**Do this:** Pull out the listing from its first line through the line that contains "sender-name: Cecil Folk", and reproduce each of those lines without any change.

**Task material:**

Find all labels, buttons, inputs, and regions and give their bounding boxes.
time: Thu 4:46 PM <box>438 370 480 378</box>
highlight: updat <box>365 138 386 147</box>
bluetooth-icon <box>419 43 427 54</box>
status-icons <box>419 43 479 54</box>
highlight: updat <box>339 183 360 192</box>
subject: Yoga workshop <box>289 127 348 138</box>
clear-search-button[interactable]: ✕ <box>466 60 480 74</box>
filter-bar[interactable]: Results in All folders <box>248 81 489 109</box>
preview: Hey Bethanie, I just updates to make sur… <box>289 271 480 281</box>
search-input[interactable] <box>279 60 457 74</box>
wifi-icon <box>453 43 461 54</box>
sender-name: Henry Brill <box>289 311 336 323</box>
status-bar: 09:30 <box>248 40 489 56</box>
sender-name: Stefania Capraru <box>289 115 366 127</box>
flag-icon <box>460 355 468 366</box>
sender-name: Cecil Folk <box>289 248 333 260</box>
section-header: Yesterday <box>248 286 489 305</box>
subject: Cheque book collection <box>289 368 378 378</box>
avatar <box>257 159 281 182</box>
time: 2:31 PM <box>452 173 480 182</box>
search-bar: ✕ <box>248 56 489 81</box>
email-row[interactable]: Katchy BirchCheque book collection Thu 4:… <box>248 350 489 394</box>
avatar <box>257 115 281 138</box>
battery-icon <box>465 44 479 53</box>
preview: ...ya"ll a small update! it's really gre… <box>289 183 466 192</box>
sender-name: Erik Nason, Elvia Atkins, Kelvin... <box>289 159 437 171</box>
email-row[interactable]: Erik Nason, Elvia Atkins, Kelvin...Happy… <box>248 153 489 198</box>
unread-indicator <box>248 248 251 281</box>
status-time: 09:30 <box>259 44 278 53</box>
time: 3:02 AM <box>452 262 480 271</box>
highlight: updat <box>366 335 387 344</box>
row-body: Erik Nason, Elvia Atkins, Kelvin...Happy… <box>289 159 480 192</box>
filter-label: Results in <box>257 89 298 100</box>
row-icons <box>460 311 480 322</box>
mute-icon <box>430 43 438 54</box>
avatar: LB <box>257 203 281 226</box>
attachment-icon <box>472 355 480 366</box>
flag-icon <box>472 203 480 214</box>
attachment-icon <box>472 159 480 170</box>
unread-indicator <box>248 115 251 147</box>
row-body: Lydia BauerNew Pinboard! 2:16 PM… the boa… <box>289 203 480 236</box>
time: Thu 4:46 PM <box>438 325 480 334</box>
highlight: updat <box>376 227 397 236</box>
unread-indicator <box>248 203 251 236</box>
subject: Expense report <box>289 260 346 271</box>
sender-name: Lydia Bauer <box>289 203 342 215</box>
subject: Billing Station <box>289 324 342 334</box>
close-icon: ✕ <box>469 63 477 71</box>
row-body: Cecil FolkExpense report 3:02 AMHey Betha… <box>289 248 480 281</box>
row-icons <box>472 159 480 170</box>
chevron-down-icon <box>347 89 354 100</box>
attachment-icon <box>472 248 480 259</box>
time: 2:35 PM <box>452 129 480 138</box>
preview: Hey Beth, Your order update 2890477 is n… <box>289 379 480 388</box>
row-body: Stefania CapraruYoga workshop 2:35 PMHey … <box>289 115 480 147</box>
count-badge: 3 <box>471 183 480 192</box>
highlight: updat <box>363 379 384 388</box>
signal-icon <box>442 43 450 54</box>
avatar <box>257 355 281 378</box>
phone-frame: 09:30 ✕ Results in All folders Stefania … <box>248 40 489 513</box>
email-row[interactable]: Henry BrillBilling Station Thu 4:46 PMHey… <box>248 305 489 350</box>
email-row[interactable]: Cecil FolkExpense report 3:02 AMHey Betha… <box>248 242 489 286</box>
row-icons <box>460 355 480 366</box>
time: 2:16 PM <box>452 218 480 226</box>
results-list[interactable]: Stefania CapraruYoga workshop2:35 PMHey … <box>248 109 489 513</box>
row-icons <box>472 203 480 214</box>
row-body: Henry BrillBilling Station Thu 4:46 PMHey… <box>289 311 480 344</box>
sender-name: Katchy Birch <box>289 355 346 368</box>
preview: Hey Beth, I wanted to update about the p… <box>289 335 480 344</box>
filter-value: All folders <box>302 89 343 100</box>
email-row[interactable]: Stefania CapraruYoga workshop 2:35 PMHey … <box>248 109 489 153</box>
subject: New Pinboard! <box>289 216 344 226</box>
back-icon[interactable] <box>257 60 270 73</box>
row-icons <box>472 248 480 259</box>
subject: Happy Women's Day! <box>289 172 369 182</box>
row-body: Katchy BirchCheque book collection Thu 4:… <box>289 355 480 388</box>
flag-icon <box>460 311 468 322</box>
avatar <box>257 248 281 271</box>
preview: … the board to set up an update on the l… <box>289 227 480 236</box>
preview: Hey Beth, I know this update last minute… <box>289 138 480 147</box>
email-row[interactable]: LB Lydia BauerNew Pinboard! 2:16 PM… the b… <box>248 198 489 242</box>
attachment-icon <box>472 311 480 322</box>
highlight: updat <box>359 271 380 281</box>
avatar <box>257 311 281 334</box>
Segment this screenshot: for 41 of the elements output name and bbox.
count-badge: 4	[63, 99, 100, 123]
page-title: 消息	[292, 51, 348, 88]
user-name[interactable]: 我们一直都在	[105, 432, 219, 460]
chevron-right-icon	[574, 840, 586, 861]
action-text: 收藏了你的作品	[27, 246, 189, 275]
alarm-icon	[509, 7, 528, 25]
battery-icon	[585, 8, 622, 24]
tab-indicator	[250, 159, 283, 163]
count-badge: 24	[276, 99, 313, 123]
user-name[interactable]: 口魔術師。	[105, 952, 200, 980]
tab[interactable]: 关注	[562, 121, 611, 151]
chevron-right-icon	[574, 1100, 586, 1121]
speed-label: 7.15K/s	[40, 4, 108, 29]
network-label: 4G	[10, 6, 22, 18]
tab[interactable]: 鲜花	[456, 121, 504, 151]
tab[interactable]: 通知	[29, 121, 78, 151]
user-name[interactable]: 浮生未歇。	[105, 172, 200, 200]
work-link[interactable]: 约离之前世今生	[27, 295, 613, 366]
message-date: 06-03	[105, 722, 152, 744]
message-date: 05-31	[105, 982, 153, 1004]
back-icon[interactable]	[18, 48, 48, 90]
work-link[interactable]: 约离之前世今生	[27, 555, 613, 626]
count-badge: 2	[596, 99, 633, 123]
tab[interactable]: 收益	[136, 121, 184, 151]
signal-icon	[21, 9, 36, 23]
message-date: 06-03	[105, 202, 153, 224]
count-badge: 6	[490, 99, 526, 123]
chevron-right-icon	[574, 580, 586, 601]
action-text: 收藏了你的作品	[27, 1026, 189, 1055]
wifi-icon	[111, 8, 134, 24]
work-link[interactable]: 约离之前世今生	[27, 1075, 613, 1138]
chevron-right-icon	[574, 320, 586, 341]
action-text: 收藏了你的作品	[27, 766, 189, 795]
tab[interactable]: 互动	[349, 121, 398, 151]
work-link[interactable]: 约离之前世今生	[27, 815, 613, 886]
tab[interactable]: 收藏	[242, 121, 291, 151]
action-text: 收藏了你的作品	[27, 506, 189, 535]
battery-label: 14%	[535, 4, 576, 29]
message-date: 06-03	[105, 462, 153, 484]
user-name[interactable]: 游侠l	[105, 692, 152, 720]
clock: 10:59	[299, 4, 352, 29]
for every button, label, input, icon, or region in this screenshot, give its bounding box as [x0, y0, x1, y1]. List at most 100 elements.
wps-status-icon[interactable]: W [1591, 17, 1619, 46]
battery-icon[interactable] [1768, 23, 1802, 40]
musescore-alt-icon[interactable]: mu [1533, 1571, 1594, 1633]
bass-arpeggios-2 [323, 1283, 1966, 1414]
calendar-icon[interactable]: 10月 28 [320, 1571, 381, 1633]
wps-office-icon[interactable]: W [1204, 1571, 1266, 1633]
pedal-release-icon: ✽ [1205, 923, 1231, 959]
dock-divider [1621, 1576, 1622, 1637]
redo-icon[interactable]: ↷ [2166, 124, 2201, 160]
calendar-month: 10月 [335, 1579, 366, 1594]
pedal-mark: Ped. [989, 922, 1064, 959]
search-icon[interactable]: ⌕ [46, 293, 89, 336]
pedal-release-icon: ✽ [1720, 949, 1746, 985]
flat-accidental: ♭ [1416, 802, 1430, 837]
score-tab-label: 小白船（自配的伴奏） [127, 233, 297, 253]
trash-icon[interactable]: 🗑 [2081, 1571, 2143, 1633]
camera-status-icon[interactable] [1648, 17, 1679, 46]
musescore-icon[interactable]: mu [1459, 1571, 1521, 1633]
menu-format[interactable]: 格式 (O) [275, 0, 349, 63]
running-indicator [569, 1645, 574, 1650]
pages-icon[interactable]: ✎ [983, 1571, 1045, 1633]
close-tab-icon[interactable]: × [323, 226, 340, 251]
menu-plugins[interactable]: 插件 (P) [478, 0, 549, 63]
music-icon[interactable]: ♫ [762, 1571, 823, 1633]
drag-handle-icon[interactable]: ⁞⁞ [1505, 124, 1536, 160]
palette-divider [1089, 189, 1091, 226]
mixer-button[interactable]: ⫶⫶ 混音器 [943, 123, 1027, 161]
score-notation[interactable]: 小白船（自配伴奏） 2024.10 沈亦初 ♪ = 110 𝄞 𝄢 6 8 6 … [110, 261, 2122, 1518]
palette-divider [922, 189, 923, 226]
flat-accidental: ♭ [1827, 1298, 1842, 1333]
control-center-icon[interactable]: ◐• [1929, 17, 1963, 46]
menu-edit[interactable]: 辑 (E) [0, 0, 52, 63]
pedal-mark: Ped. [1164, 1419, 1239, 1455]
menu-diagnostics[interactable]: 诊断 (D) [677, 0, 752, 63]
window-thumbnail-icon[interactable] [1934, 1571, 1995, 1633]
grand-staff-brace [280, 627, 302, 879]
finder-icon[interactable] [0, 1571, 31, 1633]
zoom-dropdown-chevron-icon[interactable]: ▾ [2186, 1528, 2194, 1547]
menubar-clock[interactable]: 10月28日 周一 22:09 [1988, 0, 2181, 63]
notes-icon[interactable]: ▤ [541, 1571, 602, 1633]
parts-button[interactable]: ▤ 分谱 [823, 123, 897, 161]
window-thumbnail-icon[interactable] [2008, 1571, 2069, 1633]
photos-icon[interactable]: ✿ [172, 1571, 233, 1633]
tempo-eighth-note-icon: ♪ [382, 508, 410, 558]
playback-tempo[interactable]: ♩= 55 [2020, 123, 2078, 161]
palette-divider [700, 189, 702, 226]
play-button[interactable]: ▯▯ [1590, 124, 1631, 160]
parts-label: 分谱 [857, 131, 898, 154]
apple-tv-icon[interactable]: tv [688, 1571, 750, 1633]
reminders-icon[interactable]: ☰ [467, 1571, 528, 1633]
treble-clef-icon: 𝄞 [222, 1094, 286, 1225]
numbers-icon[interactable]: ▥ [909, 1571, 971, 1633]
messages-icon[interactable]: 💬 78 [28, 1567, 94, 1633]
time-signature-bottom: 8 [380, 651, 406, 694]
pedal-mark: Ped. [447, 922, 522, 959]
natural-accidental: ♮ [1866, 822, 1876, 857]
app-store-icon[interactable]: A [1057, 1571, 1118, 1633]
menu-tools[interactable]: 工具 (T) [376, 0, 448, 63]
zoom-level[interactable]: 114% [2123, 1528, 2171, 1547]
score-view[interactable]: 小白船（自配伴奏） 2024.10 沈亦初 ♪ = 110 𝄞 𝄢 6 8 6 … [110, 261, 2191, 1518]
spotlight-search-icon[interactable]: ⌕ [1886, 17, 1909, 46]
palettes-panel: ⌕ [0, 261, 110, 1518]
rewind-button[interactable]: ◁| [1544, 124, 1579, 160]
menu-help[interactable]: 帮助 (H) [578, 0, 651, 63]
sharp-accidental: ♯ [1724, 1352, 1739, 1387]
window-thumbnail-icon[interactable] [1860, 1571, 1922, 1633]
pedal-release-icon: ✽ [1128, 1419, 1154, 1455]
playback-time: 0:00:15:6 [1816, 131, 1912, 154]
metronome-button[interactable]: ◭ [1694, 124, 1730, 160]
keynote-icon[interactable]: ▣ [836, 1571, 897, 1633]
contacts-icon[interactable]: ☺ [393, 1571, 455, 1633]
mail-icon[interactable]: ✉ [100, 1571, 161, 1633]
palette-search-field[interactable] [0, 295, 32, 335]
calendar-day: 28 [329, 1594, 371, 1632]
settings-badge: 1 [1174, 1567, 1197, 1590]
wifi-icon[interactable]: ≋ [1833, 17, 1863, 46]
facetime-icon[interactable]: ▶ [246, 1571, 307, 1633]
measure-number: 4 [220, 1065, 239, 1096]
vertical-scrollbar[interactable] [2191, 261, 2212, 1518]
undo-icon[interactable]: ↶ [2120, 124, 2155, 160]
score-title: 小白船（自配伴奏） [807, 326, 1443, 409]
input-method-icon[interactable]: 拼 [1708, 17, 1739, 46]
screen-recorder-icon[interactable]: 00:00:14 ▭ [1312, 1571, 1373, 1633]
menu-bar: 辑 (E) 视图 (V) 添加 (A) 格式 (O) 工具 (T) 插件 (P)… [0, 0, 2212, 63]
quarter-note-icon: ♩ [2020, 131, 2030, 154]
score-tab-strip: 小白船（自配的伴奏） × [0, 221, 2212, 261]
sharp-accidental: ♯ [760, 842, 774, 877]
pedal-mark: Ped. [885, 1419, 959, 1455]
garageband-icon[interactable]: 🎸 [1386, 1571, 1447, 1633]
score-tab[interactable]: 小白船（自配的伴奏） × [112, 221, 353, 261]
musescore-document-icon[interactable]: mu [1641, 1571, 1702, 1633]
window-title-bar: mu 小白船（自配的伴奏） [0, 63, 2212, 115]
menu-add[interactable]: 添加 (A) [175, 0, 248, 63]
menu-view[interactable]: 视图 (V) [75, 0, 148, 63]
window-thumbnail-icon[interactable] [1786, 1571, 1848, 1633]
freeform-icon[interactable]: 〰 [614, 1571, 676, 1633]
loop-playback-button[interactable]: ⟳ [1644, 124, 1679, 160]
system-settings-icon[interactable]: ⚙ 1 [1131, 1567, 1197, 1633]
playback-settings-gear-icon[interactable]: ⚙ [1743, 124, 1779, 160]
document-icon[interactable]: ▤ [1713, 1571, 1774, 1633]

**Solution:**
Find all labels, buttons, inputs, and regions and give their bounding boxes.
time: Thu 4:46 PM <box>438 370 480 378</box>
highlight: updat <box>365 138 386 147</box>
bluetooth-icon <box>419 43 427 54</box>
status-icons <box>419 43 479 54</box>
highlight: updat <box>339 183 360 192</box>
subject: Yoga workshop <box>289 127 348 138</box>
clear-search-button[interactable]: ✕ <box>466 60 480 74</box>
filter-bar[interactable]: Results in All folders <box>248 81 489 109</box>
preview: Hey Bethanie, I just updates to make sur… <box>289 271 480 281</box>
search-input[interactable] <box>279 60 457 74</box>
wifi-icon <box>453 43 461 54</box>
sender-name: Henry Brill <box>289 311 336 323</box>
status-bar: 09:30 <box>248 40 489 56</box>
sender-name: Stefania Capraru <box>289 115 366 127</box>
flag-icon <box>460 355 468 366</box>
sender-name: Cecil Folk <box>289 248 333 260</box>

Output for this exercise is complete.